:: SOURCE RECORDS ::
━━━━━━━━━━━━━━━━━━━━

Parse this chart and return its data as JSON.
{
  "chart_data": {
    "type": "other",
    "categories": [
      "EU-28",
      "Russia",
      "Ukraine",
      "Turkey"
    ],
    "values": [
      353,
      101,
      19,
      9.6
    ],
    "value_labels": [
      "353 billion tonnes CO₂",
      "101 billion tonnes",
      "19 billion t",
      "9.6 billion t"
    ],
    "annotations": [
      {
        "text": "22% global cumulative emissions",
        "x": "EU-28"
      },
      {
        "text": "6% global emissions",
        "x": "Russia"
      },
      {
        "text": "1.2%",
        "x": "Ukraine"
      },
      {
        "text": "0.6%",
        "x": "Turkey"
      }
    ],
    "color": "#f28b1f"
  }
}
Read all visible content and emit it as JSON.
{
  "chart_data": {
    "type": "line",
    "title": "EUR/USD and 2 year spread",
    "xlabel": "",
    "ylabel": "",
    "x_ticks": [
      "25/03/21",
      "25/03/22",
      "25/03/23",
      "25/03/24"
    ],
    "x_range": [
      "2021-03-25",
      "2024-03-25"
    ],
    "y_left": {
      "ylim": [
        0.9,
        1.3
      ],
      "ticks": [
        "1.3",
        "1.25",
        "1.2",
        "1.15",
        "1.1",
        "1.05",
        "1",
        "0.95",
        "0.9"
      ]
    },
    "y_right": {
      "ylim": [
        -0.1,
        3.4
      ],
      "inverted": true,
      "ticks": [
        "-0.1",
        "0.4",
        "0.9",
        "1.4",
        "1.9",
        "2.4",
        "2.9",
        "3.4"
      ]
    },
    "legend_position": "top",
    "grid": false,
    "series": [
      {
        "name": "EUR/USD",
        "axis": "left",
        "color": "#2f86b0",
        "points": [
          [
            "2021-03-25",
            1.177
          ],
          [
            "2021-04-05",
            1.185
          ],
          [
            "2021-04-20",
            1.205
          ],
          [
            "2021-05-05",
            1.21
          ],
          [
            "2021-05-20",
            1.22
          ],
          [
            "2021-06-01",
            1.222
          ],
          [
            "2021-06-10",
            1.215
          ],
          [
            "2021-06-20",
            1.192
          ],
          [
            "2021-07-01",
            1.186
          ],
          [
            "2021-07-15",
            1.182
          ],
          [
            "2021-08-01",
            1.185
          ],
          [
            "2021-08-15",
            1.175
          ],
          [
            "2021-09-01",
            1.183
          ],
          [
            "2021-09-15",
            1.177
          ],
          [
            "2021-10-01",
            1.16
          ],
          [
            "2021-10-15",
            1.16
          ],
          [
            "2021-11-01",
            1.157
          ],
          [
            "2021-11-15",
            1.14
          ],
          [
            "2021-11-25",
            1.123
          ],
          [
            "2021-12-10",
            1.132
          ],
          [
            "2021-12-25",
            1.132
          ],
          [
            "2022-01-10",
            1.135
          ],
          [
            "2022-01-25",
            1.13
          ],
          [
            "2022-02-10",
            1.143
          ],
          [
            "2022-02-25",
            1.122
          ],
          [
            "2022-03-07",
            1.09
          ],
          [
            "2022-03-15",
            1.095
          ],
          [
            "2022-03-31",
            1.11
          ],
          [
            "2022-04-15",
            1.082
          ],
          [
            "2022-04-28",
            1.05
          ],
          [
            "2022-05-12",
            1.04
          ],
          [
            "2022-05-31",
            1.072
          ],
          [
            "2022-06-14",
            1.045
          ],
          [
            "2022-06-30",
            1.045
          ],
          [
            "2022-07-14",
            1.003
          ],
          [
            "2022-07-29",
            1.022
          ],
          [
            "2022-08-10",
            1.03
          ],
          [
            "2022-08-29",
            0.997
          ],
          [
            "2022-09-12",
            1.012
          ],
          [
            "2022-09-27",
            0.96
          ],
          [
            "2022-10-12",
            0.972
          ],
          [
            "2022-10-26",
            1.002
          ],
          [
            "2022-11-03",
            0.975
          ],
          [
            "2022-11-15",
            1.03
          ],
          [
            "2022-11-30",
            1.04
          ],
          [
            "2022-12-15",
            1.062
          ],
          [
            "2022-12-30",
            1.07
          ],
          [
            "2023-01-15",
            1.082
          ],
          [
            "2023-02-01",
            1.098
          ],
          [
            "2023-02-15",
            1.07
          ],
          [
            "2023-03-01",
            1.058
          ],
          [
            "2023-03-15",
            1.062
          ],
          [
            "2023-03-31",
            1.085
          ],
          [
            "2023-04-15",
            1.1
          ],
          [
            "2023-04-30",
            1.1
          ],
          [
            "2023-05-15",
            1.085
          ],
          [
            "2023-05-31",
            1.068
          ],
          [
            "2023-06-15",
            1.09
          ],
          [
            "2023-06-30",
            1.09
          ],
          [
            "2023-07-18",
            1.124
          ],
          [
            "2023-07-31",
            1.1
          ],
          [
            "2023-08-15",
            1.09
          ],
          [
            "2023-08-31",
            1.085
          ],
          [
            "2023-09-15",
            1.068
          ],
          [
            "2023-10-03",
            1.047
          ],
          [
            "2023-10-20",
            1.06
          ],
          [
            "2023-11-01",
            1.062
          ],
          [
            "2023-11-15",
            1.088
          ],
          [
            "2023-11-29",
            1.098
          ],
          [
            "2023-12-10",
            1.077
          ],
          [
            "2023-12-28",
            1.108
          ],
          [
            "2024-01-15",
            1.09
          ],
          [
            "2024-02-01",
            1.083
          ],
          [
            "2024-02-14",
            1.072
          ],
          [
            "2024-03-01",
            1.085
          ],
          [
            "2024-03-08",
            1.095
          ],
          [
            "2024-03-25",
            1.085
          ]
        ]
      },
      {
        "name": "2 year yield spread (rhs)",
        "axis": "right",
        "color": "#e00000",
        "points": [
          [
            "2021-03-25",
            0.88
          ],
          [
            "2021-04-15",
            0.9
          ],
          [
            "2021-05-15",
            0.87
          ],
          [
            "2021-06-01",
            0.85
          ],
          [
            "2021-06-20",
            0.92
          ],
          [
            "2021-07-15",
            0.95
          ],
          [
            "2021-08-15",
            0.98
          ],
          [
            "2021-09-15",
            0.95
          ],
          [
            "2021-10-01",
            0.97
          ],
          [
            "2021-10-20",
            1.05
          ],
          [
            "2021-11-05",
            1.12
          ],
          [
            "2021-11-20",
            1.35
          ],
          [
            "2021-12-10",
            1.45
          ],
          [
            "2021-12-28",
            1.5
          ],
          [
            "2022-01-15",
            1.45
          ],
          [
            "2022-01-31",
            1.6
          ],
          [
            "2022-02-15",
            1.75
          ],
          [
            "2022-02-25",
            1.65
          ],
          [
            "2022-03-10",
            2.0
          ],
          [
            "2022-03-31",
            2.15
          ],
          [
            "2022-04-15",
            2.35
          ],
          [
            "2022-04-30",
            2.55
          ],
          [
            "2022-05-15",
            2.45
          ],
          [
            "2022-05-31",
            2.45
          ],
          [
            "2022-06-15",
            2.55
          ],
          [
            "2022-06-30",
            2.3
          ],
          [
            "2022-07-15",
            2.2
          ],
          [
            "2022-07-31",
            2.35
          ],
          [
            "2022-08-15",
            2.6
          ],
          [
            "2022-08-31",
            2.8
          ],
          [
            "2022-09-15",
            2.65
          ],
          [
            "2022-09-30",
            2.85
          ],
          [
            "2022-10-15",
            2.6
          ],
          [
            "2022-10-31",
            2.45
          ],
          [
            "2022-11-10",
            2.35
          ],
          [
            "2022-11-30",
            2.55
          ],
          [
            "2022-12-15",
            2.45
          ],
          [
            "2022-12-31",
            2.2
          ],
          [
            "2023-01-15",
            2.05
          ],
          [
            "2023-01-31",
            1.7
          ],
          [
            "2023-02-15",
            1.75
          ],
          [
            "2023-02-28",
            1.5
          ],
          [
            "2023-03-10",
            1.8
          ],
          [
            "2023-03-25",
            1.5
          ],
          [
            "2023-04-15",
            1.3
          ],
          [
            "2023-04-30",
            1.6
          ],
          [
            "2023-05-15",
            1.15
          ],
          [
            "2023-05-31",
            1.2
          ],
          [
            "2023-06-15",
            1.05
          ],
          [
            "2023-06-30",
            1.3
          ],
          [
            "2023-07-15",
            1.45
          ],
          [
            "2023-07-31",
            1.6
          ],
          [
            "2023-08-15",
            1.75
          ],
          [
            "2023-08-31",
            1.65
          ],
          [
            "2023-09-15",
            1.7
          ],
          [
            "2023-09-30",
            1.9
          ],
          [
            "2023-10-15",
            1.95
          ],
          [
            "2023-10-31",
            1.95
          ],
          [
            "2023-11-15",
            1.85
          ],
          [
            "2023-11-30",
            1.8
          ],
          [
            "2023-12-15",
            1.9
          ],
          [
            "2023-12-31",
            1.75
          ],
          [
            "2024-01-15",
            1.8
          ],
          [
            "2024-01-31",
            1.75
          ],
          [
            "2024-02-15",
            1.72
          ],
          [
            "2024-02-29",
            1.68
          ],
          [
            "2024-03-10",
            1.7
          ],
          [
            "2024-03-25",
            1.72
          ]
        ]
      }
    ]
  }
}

━━━━━━━━━━━━━━━━━━━━

:: WRITTEN TASK ::
Show each line of the listing that holds the string "text".

:: CORRECT RESPONSE ::
        "text": "22% global cumulative emissions",
        "text": "6% global emissions",
        "text": "1.2%",
        "text": "0.6%",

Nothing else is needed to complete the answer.